__Job__. Transcribe the records that follow. Keep every word exactly, and drop the pictures.

__Material provided__.
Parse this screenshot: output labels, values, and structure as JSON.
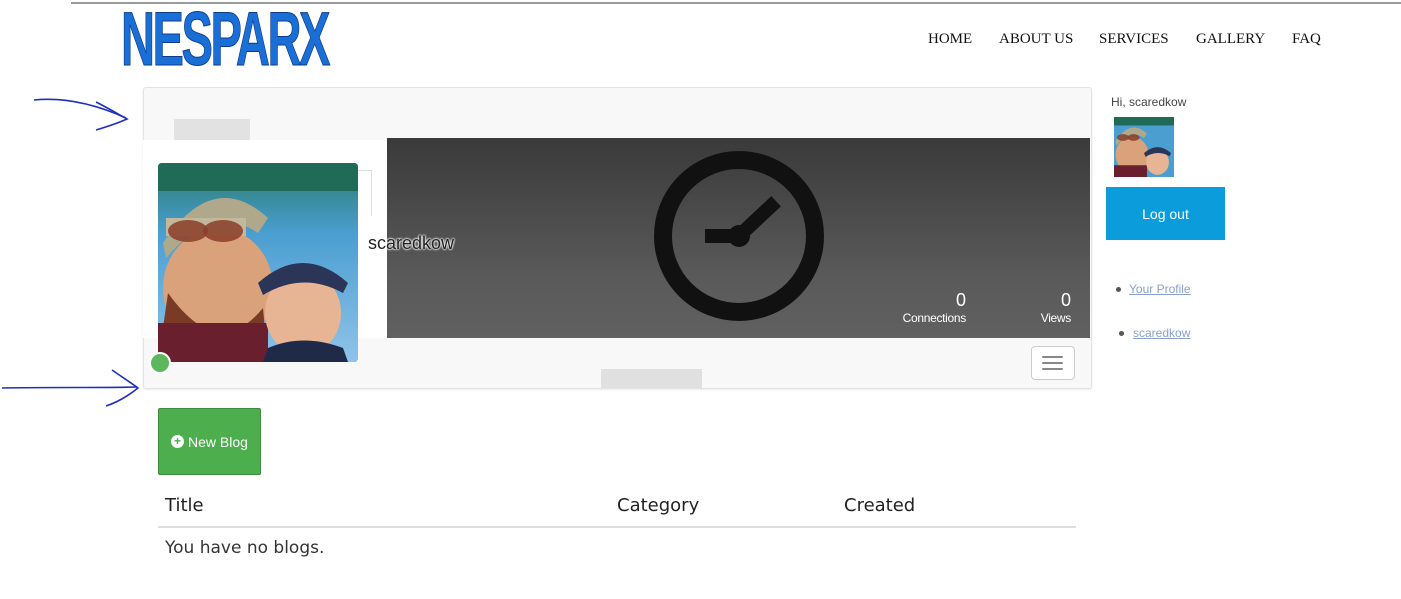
{
  "site": {
    "logo": "NESPARX"
  },
  "nav": {
    "items": [
      "HOME",
      "ABOUT US",
      "SERVICES",
      "GALLERY",
      "FAQ"
    ]
  },
  "profile": {
    "username": "scaredkow",
    "stats": [
      {
        "value": "0",
        "label": "Connections"
      },
      {
        "value": "0",
        "label": "Views"
      }
    ],
    "status": "online"
  },
  "blogs": {
    "new_button": "New Blog",
    "columns": [
      "Title",
      "Category",
      "Created"
    ],
    "empty_message": "You have no blogs."
  },
  "sidebar": {
    "greeting": "Hi, scaredkow",
    "logout": "Log out",
    "links": [
      "Your Profile",
      "scaredkow"
    ]
  },
  "colors": {
    "logo": "#1a6fd6",
    "new_blog_button": "#4cae4c",
    "logout_button": "#0b9ddb",
    "online": "#5cb85c",
    "annotation_arrow": "#1f2fbf"
  }
}
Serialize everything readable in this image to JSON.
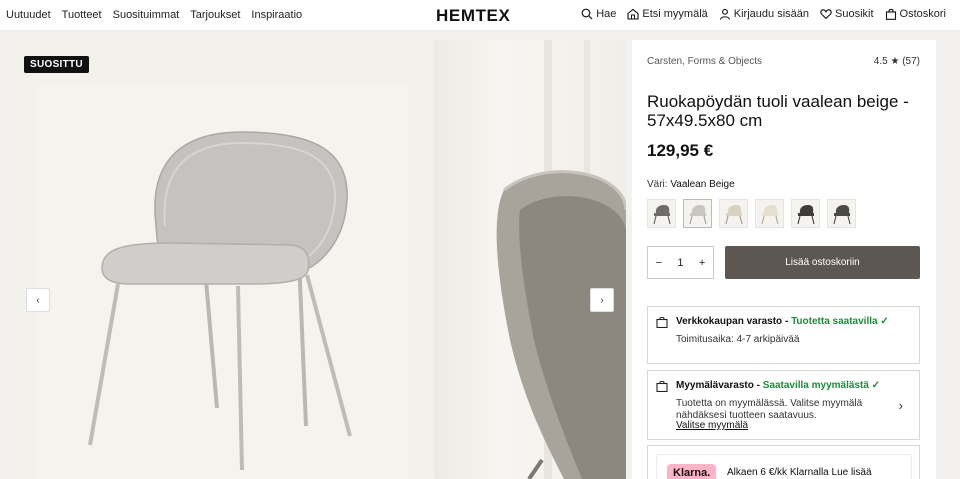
{
  "nav_left": [
    "Uutuudet",
    "Tuotteet",
    "Suosituimmat",
    "Tarjoukset",
    "Inspiraatio"
  ],
  "logo": "HEMTEX",
  "nav_right": {
    "search": "Hae",
    "store": "Etsi myymälä",
    "login": "Kirjaudu sisään",
    "favorites": "Suosikit",
    "cart": "Ostoskori"
  },
  "gallery": {
    "badge": "SUOSITTU",
    "prev": "‹",
    "next": "›"
  },
  "product": {
    "brand": "Carsten, Forms & Objects",
    "rating": "4.5 ★ (57)",
    "title": "Ruokapöydän tuoli vaalean beige - 57x49.5x80 cm",
    "price": "129,95 €",
    "color_label": "Väri:",
    "color_value": "Vaalean Beige",
    "swatch_colors": [
      "#6f6d6a",
      "#c9c6c0",
      "#d8d2c2",
      "#e6dfd2",
      "#3e3d3c",
      "#4a4a48"
    ],
    "qty_minus": "−",
    "qty_value": "1",
    "qty_plus": "+",
    "add_to_cart": "Lisää ostoskoriin"
  },
  "stock_online": {
    "label": "Verkkokaupan varasto - ",
    "status": "Tuotetta saatavilla ✓",
    "delivery": "Toimitusaika: 4-7 arkipäivää"
  },
  "stock_store": {
    "label": "Myymälävarasto - ",
    "status": "Saatavilla myymälästä ✓",
    "text": "Tuotetta on myymälässä. Valitse myymälä nähdäksesi tuotteen saatavuus.",
    "link": "Valitse myymälä",
    "chevron": "›"
  },
  "klarna": {
    "logo": "Klarna.",
    "text": "Alkaen 6 €/kk Klarnalla Lue lisää"
  },
  "colors": {
    "accent_button": "#5e5650",
    "available_green": "#1e8a3c",
    "klarna_pink": "#ffb3c7"
  }
}
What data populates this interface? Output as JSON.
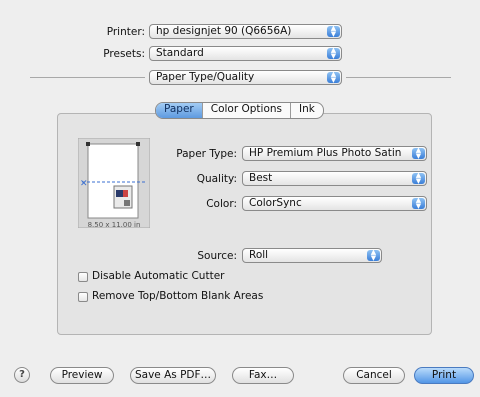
{
  "printer": {
    "label": "Printer:",
    "value": "hp designjet 90 (Q6656A)"
  },
  "presets": {
    "label": "Presets:",
    "value": "Standard"
  },
  "section": {
    "value": "Paper Type/Quality"
  },
  "tabs": [
    {
      "label": "Paper",
      "selected": true
    },
    {
      "label": "Color Options",
      "selected": false
    },
    {
      "label": "Ink",
      "selected": false
    }
  ],
  "preview": {
    "size_caption": "8.50 x 11.00 in"
  },
  "paper_type": {
    "label": "Paper Type:",
    "value": "HP Premium Plus Photo Satin"
  },
  "quality": {
    "label": "Quality:",
    "value": "Best"
  },
  "color": {
    "label": "Color:",
    "value": "ColorSync"
  },
  "source": {
    "label": "Source:",
    "value": "Roll"
  },
  "options": [
    {
      "label": "Disable Automatic Cutter",
      "checked": false
    },
    {
      "label": "Remove Top/Bottom Blank Areas",
      "checked": false
    }
  ],
  "buttons": {
    "help": "?",
    "preview": "Preview",
    "save_pdf": "Save As PDF…",
    "fax": "Fax…",
    "cancel": "Cancel",
    "print": "Print"
  },
  "icons": {
    "popup_arrow": "updown-arrows-icon",
    "help": "question-mark-icon"
  },
  "colors": {
    "accent": "#5a97e2",
    "panel": "#e4e4e4",
    "window": "#eeeeee"
  }
}
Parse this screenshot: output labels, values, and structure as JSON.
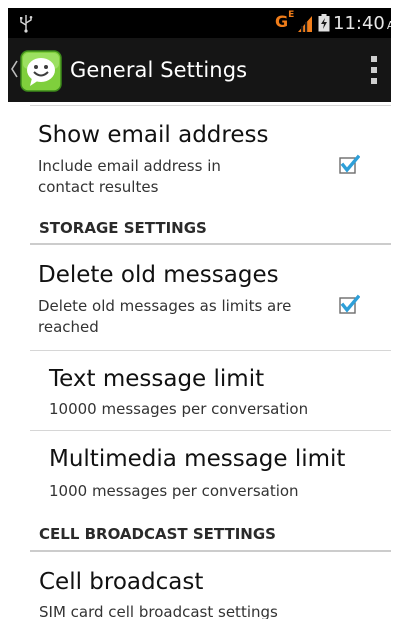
{
  "status_bar": {
    "network_type": "G",
    "network_sub": "E",
    "time": "11:40",
    "ampm": "AM"
  },
  "action_bar": {
    "title": "General Settings"
  },
  "settings": {
    "show_email": {
      "title": "Show email address",
      "summary": "Include email address in contact resultes",
      "checked": true
    },
    "storage_header": "STORAGE SETTINGS",
    "delete_old": {
      "title": "Delete old messages",
      "summary": "Delete old messages as limits are reached",
      "checked": true
    },
    "text_limit": {
      "title": "Text message limit",
      "summary": "10000 messages per conversation"
    },
    "mms_limit": {
      "title": "Multimedia message limit",
      "summary": "1000 messages per conversation"
    },
    "cell_broadcast_header": "CELL BROADCAST SETTINGS",
    "cell_broadcast": {
      "title": "Cell broadcast",
      "summary": "SIM card cell broadcast settings"
    }
  },
  "colors": {
    "accent_check": "#2e9fd8",
    "status_bar_bg": "#000000",
    "action_bar_bg": "#151515",
    "network_orange": "#f07d1a"
  }
}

__Result of the task__.
Parse this screenshot: output labels, values, and structure as JSON.
{
  "site": {
    "logo": "NESPARX"
  },
  "nav": {
    "items": [
      "HOME",
      "ABOUT US",
      "SERVICES",
      "GALLERY",
      "FAQ"
    ]
  },
  "profile": {
    "username": "scaredkow",
    "stats": [
      {
        "value": "0",
        "label": "Connections"
      },
      {
        "value": "0",
        "label": "Views"
      }
    ],
    "status": "online"
  },
  "blogs": {
    "new_button": "New Blog",
    "columns": [
      "Title",
      "Category",
      "Created"
    ],
    "empty_message": "You have no blogs."
  },
  "sidebar": {
    "greeting": "Hi, scaredkow",
    "logout": "Log out",
    "links": [
      "Your Profile",
      "scaredkow"
    ]
  },
  "colors": {
    "logo": "#1a6fd6",
    "new_blog_button": "#4cae4c",
    "logout_button": "#0b9ddb",
    "online": "#5cb85c",
    "annotation_arrow": "#1f2fbf"
  }
}
Serialize everything readable in this image to JSON.
{
  "nav_left": [
    "Uutuudet",
    "Tuotteet",
    "Suosituimmat",
    "Tarjoukset",
    "Inspiraatio"
  ],
  "logo": "HEMTEX",
  "nav_right": {
    "search": "Hae",
    "store": "Etsi myymälä",
    "login": "Kirjaudu sisään",
    "favorites": "Suosikit",
    "cart": "Ostoskori"
  },
  "gallery": {
    "badge": "SUOSITTU",
    "prev": "‹",
    "next": "›"
  },
  "product": {
    "brand": "Carsten, Forms & Objects",
    "rating": "4.5 ★ (57)",
    "title": "Ruokapöydän tuoli vaalean beige - 57x49.5x80 cm",
    "price": "129,95 €",
    "color_label": "Väri:",
    "color_value": "Vaalean Beige",
    "swatch_colors": [
      "#6f6d6a",
      "#c9c6c0",
      "#d8d2c2",
      "#e6dfd2",
      "#3e3d3c",
      "#4a4a48"
    ],
    "qty_minus": "−",
    "qty_value": "1",
    "qty_plus": "+",
    "add_to_cart": "Lisää ostoskoriin"
  },
  "stock_online": {
    "label": "Verkkokaupan varasto - ",
    "status": "Tuotetta saatavilla ✓",
    "delivery": "Toimitusaika: 4-7 arkipäivää"
  },
  "stock_store": {
    "label": "Myymälävarasto - ",
    "status": "Saatavilla myymälästä ✓",
    "text": "Tuotetta on myymälässä. Valitse myymälä nähdäksesi tuotteen saatavuus.",
    "link": "Valitse myymälä",
    "chevron": "›"
  },
  "klarna": {
    "logo": "Klarna.",
    "text": "Alkaen 6 €/kk Klarnalla Lue lisää"
  },
  "colors": {
    "accent_button": "#5e5650",
    "available_green": "#1e8a3c",
    "klarna_pink": "#ffb3c7"
  }
}
What data populates this interface? Output as JSON.
{
  "printer": {
    "label": "Printer:",
    "value": "hp designjet 90 (Q6656A)"
  },
  "presets": {
    "label": "Presets:",
    "value": "Standard"
  },
  "section": {
    "value": "Paper Type/Quality"
  },
  "tabs": [
    {
      "label": "Paper",
      "selected": true
    },
    {
      "label": "Color Options",
      "selected": false
    },
    {
      "label": "Ink",
      "selected": false
    }
  ],
  "preview": {
    "size_caption": "8.50 x 11.00 in"
  },
  "paper_type": {
    "label": "Paper Type:",
    "value": "HP Premium Plus Photo Satin"
  },
  "quality": {
    "label": "Quality:",
    "value": "Best"
  },
  "color": {
    "label": "Color:",
    "value": "ColorSync"
  },
  "source": {
    "label": "Source:",
    "value": "Roll"
  },
  "options": [
    {
      "label": "Disable Automatic Cutter",
      "checked": false
    },
    {
      "label": "Remove Top/Bottom Blank Areas",
      "checked": false
    }
  ],
  "buttons": {
    "help": "?",
    "preview": "Preview",
    "save_pdf": "Save As PDF…",
    "fax": "Fax…",
    "cancel": "Cancel",
    "print": "Print"
  },
  "icons": {
    "popup_arrow": "updown-arrows-icon",
    "help": "question-mark-icon"
  },
  "colors": {
    "accent": "#5a97e2",
    "panel": "#e4e4e4",
    "window": "#eeeeee"
  }
}
Parse this screenshot: output labels, values, and structure as JSON.
{
  "status_bar": {
    "network_type": "G",
    "network_sub": "E",
    "time": "11:40",
    "ampm": "AM"
  },
  "action_bar": {
    "title": "General Settings"
  },
  "settings": {
    "show_email": {
      "title": "Show email address",
      "summary": "Include email address in contact resultes",
      "checked": true
    },
    "storage_header": "STORAGE SETTINGS",
    "delete_old": {
      "title": "Delete old messages",
      "summary": "Delete old messages as limits are reached",
      "checked": true
    },
    "text_limit": {
      "title": "Text message limit",
      "summary": "10000 messages per conversation"
    },
    "mms_limit": {
      "title": "Multimedia message limit",
      "summary": "1000 messages per conversation"
    },
    "cell_broadcast_header": "CELL BROADCAST SETTINGS",
    "cell_broadcast": {
      "title": "Cell broadcast",
      "summary": "SIM card cell broadcast settings"
    }
  },
  "colors": {
    "accent_check": "#2e9fd8",
    "status_bar_bg": "#000000",
    "action_bar_bg": "#151515",
    "network_orange": "#f07d1a"
  }
}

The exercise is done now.